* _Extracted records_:
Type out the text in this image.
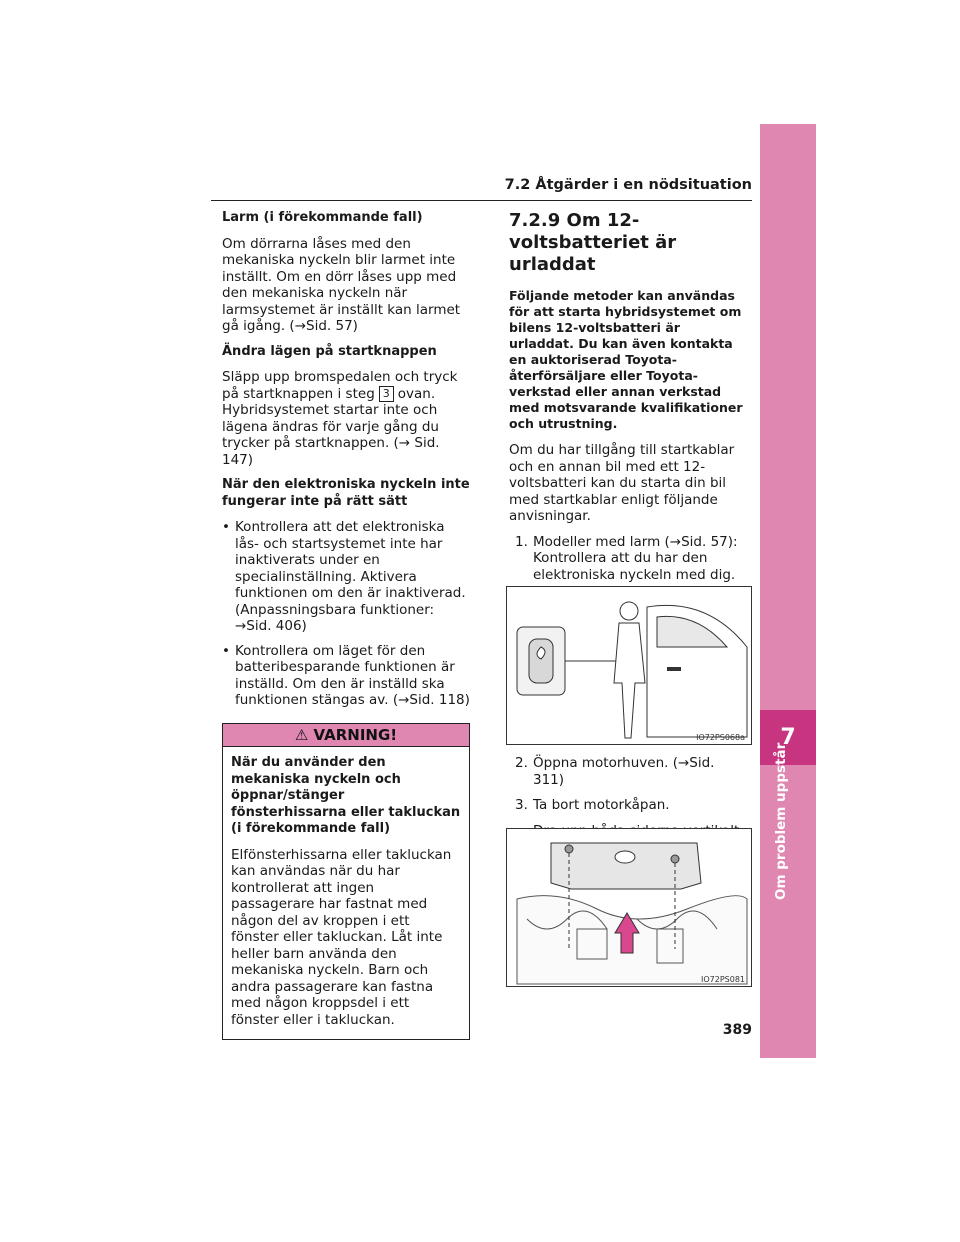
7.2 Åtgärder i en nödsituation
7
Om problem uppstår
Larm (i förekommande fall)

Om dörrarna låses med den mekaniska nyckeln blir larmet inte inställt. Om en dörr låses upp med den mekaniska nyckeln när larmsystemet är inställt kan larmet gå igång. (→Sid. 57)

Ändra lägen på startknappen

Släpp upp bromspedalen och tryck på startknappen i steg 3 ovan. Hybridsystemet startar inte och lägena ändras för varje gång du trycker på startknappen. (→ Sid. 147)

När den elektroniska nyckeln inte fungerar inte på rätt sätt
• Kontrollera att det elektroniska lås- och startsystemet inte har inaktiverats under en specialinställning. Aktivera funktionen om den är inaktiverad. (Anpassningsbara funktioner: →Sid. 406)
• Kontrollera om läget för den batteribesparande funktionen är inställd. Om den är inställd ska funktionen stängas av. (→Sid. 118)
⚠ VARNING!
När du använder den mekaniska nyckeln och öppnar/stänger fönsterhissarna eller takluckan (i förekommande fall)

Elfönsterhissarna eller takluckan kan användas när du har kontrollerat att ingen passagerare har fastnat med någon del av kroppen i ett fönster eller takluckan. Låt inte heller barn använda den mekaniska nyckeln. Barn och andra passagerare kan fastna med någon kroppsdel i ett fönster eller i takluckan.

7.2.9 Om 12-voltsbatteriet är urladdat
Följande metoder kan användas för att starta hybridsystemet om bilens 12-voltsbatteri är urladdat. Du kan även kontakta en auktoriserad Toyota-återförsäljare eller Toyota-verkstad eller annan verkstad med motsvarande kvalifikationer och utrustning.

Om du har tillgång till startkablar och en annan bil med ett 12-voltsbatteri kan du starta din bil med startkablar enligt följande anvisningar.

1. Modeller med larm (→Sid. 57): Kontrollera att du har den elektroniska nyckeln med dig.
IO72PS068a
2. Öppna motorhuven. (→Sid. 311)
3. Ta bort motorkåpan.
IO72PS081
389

* _To do_: Transcribe all the lines above exactly, apart from the pictures.

* _Exercise solution_:
Type out the text in this image.
7.2 Åtgärder i en nödsituation
7
Om problem uppstår
Larm (i förekommande fall)

Om dörrarna låses med den mekaniska nyckeln blir larmet inte inställt. Om en dörr låses upp med den mekaniska nyckeln när larmsystemet är inställt kan larmet gå igång. (→Sid. 57)

Ändra lägen på startknappen

Släpp upp bromspedalen och tryck på startknappen i steg 3 ovan. Hybridsystemet startar inte och lägena ändras för varje gång du trycker på startknappen. (→ Sid. 147)

När den elektroniska nyckeln inte fungerar inte på rätt sätt
• Kontrollera att det elektroniska lås- och startsystemet inte har inaktiverats under en specialinställning. Aktivera funktionen om den är inaktiverad. (Anpassningsbara funktioner: →Sid. 406)
• Kontrollera om läget för den batteribesparande funktionen är inställd. Om den är inställd ska funktionen stängas av. (→Sid. 118)
⚠ VARNING!
När du använder den mekaniska nyckeln och öppnar/stänger fönsterhissarna eller takluckan (i förekommande fall)

Elfönsterhissarna eller takluckan kan användas när du har kontrollerat att ingen passagerare har fastnat med någon del av kroppen i ett fönster eller takluckan. Låt inte heller barn använda den mekaniska nyckeln. Barn och andra passagerare kan fastna med någon kroppsdel i ett fönster eller i takluckan.

7.2.9 Om 12-voltsbatteriet är urladdat
Följande metoder kan användas för att starta hybridsystemet om bilens 12-voltsbatteri är urladdat. Du kan även kontakta en auktoriserad Toyota-återförsäljare eller Toyota-verkstad eller annan verkstad med motsvarande kvalifikationer och utrustning.

Om du har tillgång till startkablar och en annan bil med ett 12-voltsbatteri kan du starta din bil med startkablar enligt följande anvisningar.

1. Modeller med larm (→Sid. 57): Kontrollera att du har den elektroniska nyckeln med dig.
IO72PS068a
2. Öppna motorhuven. (→Sid. 311)
3. Ta bort motorkåpan.
IO72PS081
389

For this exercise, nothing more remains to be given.